Exercise: All that is needed is each line of the entries holding the word "this", copied as it stands.

- - -

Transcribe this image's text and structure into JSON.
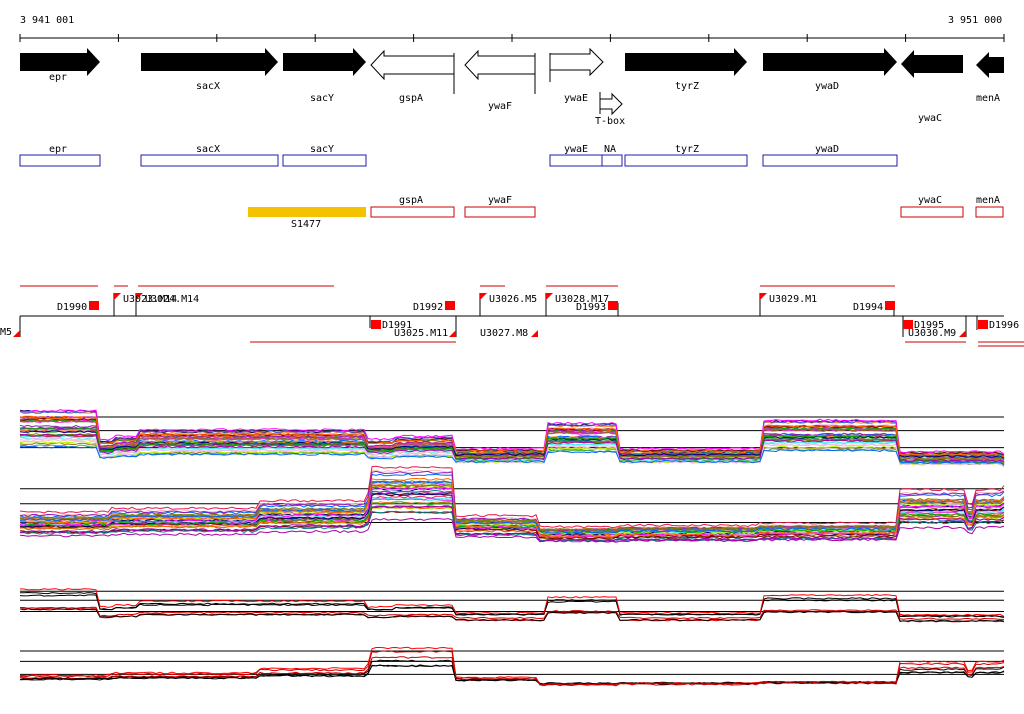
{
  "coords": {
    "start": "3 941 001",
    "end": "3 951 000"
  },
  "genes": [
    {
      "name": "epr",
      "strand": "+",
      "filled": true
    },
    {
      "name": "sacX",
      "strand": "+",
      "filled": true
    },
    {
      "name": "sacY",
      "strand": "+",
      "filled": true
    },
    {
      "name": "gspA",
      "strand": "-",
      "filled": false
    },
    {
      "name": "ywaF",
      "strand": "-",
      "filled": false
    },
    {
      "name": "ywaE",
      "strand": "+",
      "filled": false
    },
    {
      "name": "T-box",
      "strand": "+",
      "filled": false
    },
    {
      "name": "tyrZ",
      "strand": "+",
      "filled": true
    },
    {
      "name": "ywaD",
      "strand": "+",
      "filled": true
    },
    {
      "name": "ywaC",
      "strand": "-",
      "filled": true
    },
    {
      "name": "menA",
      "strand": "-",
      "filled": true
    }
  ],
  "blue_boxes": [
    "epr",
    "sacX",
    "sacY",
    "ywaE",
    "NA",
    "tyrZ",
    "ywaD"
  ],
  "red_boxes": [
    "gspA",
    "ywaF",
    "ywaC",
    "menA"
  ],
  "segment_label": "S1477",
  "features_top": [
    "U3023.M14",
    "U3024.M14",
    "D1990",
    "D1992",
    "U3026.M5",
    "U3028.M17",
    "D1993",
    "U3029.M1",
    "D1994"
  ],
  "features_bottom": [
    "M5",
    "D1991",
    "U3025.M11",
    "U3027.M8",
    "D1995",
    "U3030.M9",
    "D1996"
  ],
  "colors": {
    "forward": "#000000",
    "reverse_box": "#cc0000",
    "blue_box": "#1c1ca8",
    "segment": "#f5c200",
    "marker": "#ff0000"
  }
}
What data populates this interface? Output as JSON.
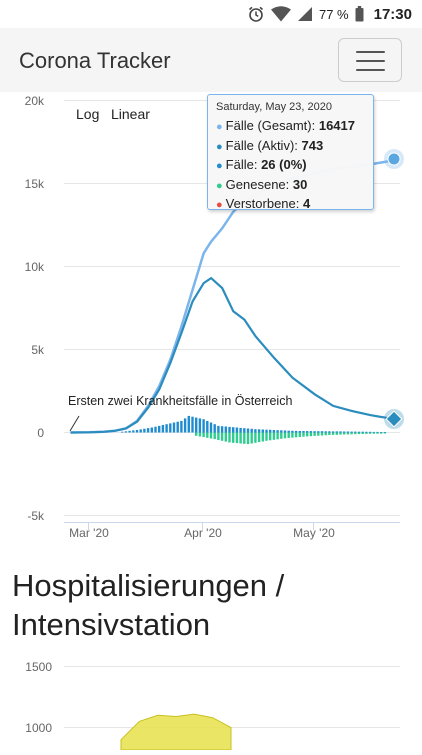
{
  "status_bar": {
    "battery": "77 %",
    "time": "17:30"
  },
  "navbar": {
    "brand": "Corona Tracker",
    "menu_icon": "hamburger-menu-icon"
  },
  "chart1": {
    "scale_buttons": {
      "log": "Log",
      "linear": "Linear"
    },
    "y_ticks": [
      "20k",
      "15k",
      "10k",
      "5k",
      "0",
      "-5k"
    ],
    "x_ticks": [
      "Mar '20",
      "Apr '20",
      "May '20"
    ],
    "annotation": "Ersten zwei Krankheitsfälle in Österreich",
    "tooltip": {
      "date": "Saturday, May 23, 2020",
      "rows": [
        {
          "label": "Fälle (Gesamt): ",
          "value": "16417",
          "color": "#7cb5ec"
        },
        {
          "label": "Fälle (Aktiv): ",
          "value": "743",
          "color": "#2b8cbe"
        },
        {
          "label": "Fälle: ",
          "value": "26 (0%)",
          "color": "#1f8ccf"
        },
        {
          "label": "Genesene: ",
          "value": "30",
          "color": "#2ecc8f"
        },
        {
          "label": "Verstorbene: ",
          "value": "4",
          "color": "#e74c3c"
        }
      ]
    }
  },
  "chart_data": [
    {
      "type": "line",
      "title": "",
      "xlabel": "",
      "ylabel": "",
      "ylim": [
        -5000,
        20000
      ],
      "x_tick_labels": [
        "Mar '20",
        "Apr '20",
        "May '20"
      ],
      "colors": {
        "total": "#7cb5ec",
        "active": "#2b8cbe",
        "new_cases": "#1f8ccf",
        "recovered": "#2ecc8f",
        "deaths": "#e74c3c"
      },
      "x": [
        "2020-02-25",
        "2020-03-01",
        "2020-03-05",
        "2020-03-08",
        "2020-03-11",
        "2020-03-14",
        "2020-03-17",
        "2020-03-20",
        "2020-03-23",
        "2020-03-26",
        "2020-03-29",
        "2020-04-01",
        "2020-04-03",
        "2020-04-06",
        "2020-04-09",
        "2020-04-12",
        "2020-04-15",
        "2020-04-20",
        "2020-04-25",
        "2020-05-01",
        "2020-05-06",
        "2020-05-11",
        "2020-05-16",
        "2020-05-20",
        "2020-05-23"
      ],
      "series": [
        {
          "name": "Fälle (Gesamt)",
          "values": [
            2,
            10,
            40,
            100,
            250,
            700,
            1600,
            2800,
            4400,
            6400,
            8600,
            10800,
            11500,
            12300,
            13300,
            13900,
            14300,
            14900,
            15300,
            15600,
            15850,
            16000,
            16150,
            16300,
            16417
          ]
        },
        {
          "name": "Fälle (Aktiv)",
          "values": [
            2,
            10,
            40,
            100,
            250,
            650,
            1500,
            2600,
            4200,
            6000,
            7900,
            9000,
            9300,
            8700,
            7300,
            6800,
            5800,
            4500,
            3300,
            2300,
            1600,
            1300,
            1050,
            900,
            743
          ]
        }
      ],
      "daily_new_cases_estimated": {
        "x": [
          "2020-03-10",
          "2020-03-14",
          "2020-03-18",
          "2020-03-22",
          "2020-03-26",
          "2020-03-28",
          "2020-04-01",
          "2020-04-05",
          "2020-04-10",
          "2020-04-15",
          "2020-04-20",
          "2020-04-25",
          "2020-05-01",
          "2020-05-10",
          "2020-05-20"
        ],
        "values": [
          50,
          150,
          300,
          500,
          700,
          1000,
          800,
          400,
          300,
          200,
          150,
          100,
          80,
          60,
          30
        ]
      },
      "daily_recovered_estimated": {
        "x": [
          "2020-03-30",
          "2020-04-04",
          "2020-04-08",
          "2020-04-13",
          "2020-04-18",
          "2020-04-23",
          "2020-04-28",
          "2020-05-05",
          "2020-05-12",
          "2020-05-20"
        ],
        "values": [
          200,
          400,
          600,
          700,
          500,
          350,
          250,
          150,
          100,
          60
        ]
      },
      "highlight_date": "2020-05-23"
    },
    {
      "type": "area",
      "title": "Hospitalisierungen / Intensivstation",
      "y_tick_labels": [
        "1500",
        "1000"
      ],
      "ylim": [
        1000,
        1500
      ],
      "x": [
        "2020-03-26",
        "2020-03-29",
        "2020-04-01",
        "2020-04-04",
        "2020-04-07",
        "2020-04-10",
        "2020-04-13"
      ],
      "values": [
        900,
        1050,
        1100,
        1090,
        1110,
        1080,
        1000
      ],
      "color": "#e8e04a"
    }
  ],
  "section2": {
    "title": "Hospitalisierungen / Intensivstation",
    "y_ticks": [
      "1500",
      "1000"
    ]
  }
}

- - -

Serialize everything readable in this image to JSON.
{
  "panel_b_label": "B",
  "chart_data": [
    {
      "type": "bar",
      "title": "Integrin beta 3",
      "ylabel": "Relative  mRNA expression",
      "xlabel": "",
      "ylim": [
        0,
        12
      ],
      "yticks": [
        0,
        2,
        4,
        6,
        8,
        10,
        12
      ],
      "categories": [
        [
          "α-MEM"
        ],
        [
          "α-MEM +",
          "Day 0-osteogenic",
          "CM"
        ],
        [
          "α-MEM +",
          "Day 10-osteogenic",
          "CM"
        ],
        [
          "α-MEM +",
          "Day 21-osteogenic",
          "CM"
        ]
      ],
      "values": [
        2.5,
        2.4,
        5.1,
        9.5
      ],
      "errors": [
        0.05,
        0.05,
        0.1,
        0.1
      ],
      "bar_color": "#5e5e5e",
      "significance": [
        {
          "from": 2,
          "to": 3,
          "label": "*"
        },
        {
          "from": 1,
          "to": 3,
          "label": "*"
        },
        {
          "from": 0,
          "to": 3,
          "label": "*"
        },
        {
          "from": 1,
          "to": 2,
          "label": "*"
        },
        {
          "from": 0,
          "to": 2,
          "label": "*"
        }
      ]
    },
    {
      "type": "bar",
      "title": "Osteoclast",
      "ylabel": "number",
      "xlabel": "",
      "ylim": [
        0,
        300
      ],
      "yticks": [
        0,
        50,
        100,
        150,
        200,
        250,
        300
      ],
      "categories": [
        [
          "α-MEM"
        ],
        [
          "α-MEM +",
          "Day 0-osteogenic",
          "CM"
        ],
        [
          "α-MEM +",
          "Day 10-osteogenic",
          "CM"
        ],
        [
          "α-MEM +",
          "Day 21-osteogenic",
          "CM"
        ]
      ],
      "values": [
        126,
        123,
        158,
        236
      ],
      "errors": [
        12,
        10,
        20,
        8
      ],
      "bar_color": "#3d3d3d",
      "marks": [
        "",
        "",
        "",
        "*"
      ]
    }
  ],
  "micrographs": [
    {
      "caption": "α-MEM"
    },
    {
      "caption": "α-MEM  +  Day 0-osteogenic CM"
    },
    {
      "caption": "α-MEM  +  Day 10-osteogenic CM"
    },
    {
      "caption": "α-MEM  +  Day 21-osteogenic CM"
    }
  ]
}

- - -

Result of the task:
Transcribe this image's text and structure into JSON.
What data populates this interface? Output as JSON.
Serialize everything readable in this image to JSON.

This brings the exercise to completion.